A block of data:

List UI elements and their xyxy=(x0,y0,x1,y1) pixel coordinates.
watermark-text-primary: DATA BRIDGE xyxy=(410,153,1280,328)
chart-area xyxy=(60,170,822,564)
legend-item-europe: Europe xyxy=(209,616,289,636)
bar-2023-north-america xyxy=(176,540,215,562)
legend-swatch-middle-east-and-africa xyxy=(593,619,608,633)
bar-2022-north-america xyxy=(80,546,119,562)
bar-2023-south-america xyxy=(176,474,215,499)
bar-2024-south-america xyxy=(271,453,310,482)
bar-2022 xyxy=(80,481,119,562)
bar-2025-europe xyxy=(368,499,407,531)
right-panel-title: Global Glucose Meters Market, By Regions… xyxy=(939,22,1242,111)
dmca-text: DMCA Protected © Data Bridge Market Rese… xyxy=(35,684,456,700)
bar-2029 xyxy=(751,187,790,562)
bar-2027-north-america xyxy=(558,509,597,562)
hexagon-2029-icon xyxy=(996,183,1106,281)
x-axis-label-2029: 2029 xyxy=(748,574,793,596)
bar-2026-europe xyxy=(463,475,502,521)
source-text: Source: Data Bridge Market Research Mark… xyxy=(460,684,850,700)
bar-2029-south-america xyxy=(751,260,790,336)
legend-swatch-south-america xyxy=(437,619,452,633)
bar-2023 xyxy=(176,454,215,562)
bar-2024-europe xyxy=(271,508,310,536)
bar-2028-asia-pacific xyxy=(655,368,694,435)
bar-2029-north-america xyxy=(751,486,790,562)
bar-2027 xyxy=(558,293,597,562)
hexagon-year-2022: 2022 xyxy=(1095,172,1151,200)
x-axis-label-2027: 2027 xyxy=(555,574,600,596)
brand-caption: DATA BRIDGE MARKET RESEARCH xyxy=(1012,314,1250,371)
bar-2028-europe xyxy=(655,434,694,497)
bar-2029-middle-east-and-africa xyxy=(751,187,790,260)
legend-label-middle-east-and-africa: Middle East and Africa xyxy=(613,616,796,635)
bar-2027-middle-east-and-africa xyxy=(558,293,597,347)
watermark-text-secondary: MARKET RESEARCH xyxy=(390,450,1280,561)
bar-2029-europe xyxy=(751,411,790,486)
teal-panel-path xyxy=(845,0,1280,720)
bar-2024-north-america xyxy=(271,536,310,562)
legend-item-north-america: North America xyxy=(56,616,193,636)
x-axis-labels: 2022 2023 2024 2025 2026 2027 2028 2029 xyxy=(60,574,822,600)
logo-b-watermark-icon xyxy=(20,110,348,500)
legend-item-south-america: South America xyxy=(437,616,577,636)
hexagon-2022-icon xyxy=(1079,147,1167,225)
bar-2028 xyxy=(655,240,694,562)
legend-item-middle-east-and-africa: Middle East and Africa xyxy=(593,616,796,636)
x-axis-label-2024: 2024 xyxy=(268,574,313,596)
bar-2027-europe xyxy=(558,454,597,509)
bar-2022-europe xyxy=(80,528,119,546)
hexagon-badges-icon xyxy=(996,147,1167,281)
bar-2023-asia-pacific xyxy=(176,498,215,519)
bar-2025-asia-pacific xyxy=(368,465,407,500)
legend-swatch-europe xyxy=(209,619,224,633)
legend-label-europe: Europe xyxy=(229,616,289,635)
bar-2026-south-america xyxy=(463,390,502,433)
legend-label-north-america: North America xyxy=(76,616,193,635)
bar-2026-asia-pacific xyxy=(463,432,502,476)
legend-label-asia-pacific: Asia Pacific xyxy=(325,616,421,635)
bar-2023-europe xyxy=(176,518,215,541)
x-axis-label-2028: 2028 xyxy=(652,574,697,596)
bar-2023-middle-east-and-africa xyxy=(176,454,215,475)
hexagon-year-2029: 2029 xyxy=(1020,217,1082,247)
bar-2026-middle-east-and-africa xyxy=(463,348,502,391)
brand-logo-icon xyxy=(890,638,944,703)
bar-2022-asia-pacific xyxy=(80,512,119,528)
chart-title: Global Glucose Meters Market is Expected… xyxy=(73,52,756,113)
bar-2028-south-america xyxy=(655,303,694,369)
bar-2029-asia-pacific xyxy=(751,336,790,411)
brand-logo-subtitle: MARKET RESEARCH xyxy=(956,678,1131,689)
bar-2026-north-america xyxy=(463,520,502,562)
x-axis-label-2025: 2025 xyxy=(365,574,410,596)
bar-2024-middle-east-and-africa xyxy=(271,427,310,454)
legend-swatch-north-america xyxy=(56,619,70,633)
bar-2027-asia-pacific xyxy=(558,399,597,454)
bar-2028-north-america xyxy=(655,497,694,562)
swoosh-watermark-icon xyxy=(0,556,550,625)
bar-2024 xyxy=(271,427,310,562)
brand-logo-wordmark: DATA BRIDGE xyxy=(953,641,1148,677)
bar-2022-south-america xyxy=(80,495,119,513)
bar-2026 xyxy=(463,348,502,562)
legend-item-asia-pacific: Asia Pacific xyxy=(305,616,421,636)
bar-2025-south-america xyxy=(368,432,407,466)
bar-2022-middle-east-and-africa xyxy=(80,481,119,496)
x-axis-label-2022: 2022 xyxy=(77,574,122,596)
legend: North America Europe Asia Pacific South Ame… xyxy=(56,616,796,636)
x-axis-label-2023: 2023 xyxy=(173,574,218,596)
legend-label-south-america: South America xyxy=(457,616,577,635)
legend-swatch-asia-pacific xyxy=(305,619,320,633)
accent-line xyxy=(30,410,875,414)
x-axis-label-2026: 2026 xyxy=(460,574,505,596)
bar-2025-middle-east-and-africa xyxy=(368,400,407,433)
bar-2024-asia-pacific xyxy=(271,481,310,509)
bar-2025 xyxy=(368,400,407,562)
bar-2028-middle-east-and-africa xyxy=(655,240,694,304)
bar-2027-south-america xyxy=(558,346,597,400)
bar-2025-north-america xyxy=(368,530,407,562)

What you need to do: Copy out every line of the data above word for word, from the first line to the last.

Output for this task:
List UI elements and their xyxy=(x0,y0,x1,y1) pixel coordinates.
watermark-text-primary: DATA BRIDGE xyxy=(410,153,1280,328)
chart-area xyxy=(60,170,822,564)
legend-item-europe: Europe xyxy=(209,616,289,636)
bar-2023-north-america xyxy=(176,540,215,562)
legend-swatch-middle-east-and-africa xyxy=(593,619,608,633)
bar-2022-north-america xyxy=(80,546,119,562)
bar-2023-south-america xyxy=(176,474,215,499)
bar-2024-south-america xyxy=(271,453,310,482)
bar-2022 xyxy=(80,481,119,562)
bar-2025-europe xyxy=(368,499,407,531)
right-panel-title: Global Glucose Meters Market, By Regions… xyxy=(939,22,1242,111)
dmca-text: DMCA Protected © Data Bridge Market Rese… xyxy=(35,684,456,700)
bar-2029 xyxy=(751,187,790,562)
bar-2027-north-america xyxy=(558,509,597,562)
hexagon-2029-icon xyxy=(996,183,1106,281)
x-axis-label-2029: 2029 xyxy=(748,574,793,596)
bar-2026-europe xyxy=(463,475,502,521)
source-text: Source: Data Bridge Market Research Mark… xyxy=(460,684,850,700)
bar-2029-south-america xyxy=(751,260,790,336)
legend-swatch-south-america xyxy=(437,619,452,633)
bar-2023 xyxy=(176,454,215,562)
bar-2024-europe xyxy=(271,508,310,536)
bar-2028-asia-pacific xyxy=(655,368,694,435)
bar-2029-north-america xyxy=(751,486,790,562)
bar-2027 xyxy=(558,293,597,562)
hexagon-year-2022: 2022 xyxy=(1095,172,1151,200)
x-axis-label-2027: 2027 xyxy=(555,574,600,596)
brand-caption: DATA BRIDGE MARKET RESEARCH xyxy=(1012,314,1250,371)
bar-2028-europe xyxy=(655,434,694,497)
bar-2029-middle-east-and-africa xyxy=(751,187,790,260)
legend-label-middle-east-and-africa: Middle East and Africa xyxy=(613,616,796,635)
bar-2027-middle-east-and-africa xyxy=(558,293,597,347)
watermark-text-secondary: MARKET RESEARCH xyxy=(390,450,1280,561)
bar-2029-europe xyxy=(751,411,790,486)
teal-panel-path xyxy=(845,0,1280,720)
bar-2024-north-america xyxy=(271,536,310,562)
legend-item-north-america: North America xyxy=(56,616,193,636)
x-axis-labels: 2022 2023 2024 2025 2026 2027 2028 2029 xyxy=(60,574,822,600)
logo-b-watermark-icon xyxy=(20,110,348,500)
legend-item-south-america: South America xyxy=(437,616,577,636)
hexagon-2022-icon xyxy=(1079,147,1167,225)
bar-2028 xyxy=(655,240,694,562)
legend-item-middle-east-and-africa: Middle East and Africa xyxy=(593,616,796,636)
x-axis-label-2024: 2024 xyxy=(268,574,313,596)
bar-2027-europe xyxy=(558,454,597,509)
bar-2022-europe xyxy=(80,528,119,546)
hexagon-badges-icon xyxy=(996,147,1167,281)
bar-2023-asia-pacific xyxy=(176,498,215,519)
bar-2025-asia-pacific xyxy=(368,465,407,500)
legend-swatch-europe xyxy=(209,619,224,633)
legend-label-europe: Europe xyxy=(229,616,289,635)
bar-2026-south-america xyxy=(463,390,502,433)
legend-label-north-america: North America xyxy=(76,616,193,635)
bar-2026-asia-pacific xyxy=(463,432,502,476)
legend-label-asia-pacific: Asia Pacific xyxy=(325,616,421,635)
bar-2023-europe xyxy=(176,518,215,541)
x-axis-label-2028: 2028 xyxy=(652,574,697,596)
bar-2023-middle-east-and-africa xyxy=(176,454,215,475)
hexagon-year-2029: 2029 xyxy=(1020,217,1082,247)
bar-2026-middle-east-and-africa xyxy=(463,348,502,391)
brand-logo-icon xyxy=(890,638,944,703)
bar-2022-asia-pacific xyxy=(80,512,119,528)
chart-title: Global Glucose Meters Market is Expected… xyxy=(73,52,756,113)
bar-2028-south-america xyxy=(655,303,694,369)
bar-2029-asia-pacific xyxy=(751,336,790,411)
brand-logo-subtitle: MARKET RESEARCH xyxy=(956,678,1131,689)
bar-2026-north-america xyxy=(463,520,502,562)
x-axis-label-2025: 2025 xyxy=(365,574,410,596)
bar-2024-middle-east-and-africa xyxy=(271,427,310,454)
legend-swatch-north-america xyxy=(56,619,70,633)
bar-2027-asia-pacific xyxy=(558,399,597,454)
bar-2028-north-america xyxy=(655,497,694,562)
swoosh-watermark-icon xyxy=(0,556,550,625)
bar-2024 xyxy=(271,427,310,562)
brand-logo-wordmark: DATA BRIDGE xyxy=(953,641,1148,677)
bar-2022-south-america xyxy=(80,495,119,513)
bar-2026 xyxy=(463,348,502,562)
legend-item-asia-pacific: Asia Pacific xyxy=(305,616,421,636)
bar-2025-south-america xyxy=(368,432,407,466)
bar-2022-middle-east-and-africa xyxy=(80,481,119,496)
x-axis-label-2022: 2022 xyxy=(77,574,122,596)
legend: North America Europe Asia Pacific South Ame… xyxy=(56,616,796,636)
x-axis-label-2023: 2023 xyxy=(173,574,218,596)
legend-label-south-america: South America xyxy=(457,616,577,635)
legend-swatch-asia-pacific xyxy=(305,619,320,633)
accent-line xyxy=(30,410,875,414)
x-axis-label-2026: 2026 xyxy=(460,574,505,596)
bar-2025-middle-east-and-africa xyxy=(368,400,407,433)
bar-2024-asia-pacific xyxy=(271,481,310,509)
bar-2025 xyxy=(368,400,407,562)
bar-2028-middle-east-and-africa xyxy=(655,240,694,304)
bar-2027-south-america xyxy=(558,346,597,400)
bar-2025-north-america xyxy=(368,530,407,562)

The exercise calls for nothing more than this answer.